Exercise details
The answer must be a single number: how many lines of the records below contain "value".
==*==
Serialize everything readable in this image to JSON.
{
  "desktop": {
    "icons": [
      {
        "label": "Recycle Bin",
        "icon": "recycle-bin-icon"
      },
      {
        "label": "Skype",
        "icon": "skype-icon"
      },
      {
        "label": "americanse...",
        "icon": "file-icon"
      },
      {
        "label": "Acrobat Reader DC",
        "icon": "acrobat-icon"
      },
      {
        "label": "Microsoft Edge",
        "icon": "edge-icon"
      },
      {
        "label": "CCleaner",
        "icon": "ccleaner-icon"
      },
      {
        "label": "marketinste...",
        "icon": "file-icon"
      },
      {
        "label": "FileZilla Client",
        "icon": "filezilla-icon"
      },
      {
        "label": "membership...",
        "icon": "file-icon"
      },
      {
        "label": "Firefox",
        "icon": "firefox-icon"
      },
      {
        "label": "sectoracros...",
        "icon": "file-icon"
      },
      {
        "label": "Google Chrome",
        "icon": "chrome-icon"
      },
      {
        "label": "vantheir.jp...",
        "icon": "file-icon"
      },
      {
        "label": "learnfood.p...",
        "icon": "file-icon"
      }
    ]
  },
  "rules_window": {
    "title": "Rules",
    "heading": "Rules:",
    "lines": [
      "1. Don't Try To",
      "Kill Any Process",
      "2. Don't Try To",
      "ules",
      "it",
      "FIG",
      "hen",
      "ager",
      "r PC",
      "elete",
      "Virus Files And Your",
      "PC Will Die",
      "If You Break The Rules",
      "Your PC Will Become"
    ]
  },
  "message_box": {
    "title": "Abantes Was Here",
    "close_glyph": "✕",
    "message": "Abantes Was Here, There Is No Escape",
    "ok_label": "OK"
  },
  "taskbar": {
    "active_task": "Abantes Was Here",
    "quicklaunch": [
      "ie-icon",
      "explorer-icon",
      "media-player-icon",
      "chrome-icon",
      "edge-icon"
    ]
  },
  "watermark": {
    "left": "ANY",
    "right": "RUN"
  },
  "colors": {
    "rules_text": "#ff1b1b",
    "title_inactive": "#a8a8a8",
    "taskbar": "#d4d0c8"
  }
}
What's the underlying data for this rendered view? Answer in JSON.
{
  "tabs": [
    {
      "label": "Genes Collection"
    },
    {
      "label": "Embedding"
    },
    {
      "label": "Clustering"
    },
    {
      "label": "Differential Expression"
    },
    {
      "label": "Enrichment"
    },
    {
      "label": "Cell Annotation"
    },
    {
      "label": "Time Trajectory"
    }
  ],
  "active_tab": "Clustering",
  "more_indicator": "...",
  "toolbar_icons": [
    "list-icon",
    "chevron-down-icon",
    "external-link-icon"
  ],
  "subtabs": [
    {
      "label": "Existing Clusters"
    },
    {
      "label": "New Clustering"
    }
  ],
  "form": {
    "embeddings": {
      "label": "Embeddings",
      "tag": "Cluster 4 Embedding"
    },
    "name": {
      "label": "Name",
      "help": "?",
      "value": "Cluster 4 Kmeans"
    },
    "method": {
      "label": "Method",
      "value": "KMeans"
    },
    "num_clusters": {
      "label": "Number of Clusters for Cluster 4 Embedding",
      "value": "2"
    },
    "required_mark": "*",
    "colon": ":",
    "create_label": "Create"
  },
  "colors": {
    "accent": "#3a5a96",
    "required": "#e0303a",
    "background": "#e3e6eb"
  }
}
==*==
Task result
3